>> Begin Stored records

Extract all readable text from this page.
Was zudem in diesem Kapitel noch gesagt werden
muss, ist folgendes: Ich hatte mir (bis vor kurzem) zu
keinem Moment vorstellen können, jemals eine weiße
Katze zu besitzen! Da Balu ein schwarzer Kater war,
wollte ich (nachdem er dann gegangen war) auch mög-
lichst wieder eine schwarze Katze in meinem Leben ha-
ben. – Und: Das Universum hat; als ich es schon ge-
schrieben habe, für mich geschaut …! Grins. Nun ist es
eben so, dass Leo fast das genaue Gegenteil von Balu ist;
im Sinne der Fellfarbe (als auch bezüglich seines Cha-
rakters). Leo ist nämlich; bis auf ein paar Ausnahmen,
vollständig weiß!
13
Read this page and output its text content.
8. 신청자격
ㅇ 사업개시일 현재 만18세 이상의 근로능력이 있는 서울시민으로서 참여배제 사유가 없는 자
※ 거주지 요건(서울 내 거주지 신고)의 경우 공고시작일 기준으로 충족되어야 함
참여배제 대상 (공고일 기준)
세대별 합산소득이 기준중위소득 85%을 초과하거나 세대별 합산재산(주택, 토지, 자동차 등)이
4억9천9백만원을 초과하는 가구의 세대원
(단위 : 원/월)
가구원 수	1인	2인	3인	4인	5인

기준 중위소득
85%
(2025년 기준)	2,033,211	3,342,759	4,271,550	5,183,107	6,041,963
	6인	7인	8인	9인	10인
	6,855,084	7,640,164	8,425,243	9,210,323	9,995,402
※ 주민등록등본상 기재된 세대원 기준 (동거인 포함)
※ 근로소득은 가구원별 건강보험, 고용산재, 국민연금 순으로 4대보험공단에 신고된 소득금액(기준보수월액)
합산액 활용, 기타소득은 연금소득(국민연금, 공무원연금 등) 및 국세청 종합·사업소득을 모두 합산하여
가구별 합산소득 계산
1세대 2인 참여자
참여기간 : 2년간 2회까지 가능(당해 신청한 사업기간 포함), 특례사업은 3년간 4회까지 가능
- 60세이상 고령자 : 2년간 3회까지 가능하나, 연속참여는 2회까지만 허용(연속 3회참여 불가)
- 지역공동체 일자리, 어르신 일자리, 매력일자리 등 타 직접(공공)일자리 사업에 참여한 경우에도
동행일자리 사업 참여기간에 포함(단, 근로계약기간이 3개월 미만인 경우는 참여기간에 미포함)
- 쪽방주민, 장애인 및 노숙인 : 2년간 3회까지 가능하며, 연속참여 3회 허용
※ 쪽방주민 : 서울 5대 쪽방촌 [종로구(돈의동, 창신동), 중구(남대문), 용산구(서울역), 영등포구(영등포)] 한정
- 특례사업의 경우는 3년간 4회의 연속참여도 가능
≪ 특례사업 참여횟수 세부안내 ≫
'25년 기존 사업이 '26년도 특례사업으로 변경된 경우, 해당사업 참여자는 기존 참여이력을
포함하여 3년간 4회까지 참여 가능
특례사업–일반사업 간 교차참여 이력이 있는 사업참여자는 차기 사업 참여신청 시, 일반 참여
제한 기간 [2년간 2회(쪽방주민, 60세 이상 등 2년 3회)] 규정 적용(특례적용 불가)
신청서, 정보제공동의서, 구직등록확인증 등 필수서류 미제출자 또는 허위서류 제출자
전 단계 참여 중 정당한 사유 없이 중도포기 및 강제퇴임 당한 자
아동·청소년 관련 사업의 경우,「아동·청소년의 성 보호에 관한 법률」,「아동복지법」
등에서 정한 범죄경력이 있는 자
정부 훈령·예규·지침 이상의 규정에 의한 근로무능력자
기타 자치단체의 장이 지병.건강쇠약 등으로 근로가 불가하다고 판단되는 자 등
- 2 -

>> End Stored records

Exercise task: Keep only those lines of the records that hold "Katze", and return them.

Full answer:
Katze zu besitzen! Da Balu ein schwarzer Kater war,
lichst wieder eine schwarze Katze in meinem Leben ha-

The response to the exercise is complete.